Dá o que pensar, a conta apresentada pelo jovem representante do PDT. A FIFA e os barões do futebol iriam estrilar, mas suas exigências valeriam mais do que uma completa reviravolta nas estruturas da saúde pública? Tudo foi dito em três minutos, mas estamos perdendo três décadas, com a opção pelos estádios. Até porque, os hospitais funcionariam 24 horas por dia e os estádios, no máximo nos fins de semana.
POBRE PROFESSOR LIPMANN
No começo do século passado havia na Sorbonne, em Paris, um monumental catedrático de Física, mestre dos mestres, o professor Lipmann. A ele cabia, todos os anos, dar a aula inaugural para os jovens estudantes da matéria . Sem meias palavras, dirigia-se aos alunos enfatizando ter pena deles. Dó. Comiseração. Humilhava a todos indagando porque tinham escolhido estudar Física, porque a Física já estava pronta, arrumada, acabada e empacotada. Nada haveria mais a pesquisar e a descobrir.

| O que fazer |
Devolva, sem mudar nada, o trecho do texto acima que vai de "Dá o que pensar, a" a "fins de semana.".

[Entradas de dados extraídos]

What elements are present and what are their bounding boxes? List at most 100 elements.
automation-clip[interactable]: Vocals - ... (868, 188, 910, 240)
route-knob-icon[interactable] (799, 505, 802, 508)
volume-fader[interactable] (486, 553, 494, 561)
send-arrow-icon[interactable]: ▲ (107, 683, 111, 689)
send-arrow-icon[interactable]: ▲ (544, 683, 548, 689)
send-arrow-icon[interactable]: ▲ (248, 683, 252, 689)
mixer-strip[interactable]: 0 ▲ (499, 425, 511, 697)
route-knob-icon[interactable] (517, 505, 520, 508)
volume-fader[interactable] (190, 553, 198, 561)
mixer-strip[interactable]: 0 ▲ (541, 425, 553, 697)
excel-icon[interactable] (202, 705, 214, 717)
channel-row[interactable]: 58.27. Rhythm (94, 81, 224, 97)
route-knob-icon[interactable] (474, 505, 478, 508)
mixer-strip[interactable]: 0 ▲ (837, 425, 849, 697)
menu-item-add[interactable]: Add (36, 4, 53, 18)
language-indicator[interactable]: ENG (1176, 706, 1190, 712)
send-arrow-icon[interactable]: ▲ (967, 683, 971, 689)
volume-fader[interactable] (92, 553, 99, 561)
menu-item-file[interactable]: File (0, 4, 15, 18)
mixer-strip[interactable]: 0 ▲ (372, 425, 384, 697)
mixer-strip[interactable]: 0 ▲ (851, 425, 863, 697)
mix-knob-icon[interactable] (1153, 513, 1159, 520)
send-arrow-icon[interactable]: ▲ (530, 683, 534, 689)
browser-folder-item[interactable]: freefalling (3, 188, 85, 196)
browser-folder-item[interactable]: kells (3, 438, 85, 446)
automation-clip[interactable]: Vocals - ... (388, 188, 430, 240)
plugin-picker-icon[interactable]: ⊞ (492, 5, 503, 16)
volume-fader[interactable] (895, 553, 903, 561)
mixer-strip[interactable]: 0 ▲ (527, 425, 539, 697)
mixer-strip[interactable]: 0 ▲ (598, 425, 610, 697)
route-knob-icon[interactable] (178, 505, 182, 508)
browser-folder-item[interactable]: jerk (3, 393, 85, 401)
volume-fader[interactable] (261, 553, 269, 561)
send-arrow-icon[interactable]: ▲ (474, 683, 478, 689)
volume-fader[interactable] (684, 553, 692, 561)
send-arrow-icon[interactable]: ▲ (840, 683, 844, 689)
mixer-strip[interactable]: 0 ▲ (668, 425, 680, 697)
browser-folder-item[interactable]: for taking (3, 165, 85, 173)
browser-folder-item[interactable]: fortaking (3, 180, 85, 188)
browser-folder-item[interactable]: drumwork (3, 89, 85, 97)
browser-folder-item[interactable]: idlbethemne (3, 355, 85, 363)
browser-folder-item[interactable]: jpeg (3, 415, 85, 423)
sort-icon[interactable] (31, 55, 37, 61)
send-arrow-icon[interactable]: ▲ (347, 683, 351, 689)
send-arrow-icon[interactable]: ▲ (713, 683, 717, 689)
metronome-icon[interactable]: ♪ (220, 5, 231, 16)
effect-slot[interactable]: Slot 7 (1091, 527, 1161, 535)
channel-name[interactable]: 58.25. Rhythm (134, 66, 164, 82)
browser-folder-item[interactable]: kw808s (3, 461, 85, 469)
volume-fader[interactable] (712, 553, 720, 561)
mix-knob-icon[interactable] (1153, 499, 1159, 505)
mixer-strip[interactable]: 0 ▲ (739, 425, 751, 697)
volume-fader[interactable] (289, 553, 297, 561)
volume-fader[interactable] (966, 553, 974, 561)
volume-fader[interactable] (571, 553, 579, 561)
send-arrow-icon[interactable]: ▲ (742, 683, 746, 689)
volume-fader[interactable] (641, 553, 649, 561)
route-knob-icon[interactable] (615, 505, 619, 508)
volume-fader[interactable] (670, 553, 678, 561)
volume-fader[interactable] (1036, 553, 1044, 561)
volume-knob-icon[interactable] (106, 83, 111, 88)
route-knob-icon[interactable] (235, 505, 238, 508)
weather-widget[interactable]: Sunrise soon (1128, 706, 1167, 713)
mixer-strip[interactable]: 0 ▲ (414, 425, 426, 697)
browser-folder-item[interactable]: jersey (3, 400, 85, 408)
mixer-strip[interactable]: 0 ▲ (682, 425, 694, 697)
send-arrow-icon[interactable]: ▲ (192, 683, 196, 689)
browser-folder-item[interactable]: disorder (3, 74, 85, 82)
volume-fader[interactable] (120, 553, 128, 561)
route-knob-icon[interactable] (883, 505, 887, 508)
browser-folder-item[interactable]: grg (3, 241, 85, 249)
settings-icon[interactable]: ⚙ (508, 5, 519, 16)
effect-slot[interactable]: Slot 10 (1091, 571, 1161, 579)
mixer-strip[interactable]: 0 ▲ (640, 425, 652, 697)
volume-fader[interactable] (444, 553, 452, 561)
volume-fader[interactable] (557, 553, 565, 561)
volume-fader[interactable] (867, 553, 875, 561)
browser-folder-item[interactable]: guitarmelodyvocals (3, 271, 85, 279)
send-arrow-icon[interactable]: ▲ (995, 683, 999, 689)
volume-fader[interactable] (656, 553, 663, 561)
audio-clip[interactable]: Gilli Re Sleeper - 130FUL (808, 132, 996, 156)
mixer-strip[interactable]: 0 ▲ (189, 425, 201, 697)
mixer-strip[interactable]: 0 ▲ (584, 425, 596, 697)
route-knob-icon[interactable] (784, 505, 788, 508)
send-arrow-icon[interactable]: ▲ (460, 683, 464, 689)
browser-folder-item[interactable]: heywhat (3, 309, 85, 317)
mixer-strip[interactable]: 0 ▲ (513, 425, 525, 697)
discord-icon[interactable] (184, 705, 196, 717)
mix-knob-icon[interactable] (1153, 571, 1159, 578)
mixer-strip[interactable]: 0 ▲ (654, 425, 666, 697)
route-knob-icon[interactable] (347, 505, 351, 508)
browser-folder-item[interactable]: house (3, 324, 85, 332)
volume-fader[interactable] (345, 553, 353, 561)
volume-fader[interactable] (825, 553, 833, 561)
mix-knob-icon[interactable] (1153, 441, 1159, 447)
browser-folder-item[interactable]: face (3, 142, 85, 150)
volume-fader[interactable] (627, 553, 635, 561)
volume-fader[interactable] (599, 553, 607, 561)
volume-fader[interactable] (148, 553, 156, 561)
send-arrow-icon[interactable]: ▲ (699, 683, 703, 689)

| Resposta |
Dá o que pensar, a conta apresentada pelo jovem representante do PDT. A FIFA e os barões do futebol iriam estrilar, mas suas exigências valeriam mais do que uma completa reviravolta nas estruturas da saúde pública? Tudo foi dito em três minutos, mas estamos perdendo três décadas, com a opção pelos estádios. Até porque, os hospitais funcionariam 24 horas por dia e os estádios, no máximo nos fins de semana.